Collected data entries:
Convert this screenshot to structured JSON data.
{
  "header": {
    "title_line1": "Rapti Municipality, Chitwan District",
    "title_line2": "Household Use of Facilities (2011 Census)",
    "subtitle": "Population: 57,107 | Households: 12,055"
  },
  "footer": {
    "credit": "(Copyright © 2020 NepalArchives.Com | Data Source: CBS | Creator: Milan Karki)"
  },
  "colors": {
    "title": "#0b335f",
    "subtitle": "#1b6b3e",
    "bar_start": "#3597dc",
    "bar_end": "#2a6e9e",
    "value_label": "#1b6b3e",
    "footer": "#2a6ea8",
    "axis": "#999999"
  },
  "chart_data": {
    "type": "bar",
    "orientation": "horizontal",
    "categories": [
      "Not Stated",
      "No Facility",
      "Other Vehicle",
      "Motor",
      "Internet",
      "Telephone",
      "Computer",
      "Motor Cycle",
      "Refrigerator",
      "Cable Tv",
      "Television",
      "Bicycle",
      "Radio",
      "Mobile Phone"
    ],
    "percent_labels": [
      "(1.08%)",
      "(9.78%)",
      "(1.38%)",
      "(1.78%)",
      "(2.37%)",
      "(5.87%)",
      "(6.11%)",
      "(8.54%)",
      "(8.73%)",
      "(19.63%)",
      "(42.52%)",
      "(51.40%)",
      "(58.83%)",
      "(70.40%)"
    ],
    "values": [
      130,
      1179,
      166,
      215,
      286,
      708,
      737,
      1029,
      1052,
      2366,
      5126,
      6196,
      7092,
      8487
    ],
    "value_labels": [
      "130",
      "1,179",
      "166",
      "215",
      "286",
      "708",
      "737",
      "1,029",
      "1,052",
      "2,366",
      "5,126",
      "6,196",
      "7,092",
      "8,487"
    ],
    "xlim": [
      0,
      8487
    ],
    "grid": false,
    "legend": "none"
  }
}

Task instructions
Find the lines containing "subtitle" and list every one of them.

The solution
    "subtitle": "Population: 57,107 | Households: 12,055"
    "subtitle": "#1b6b3e",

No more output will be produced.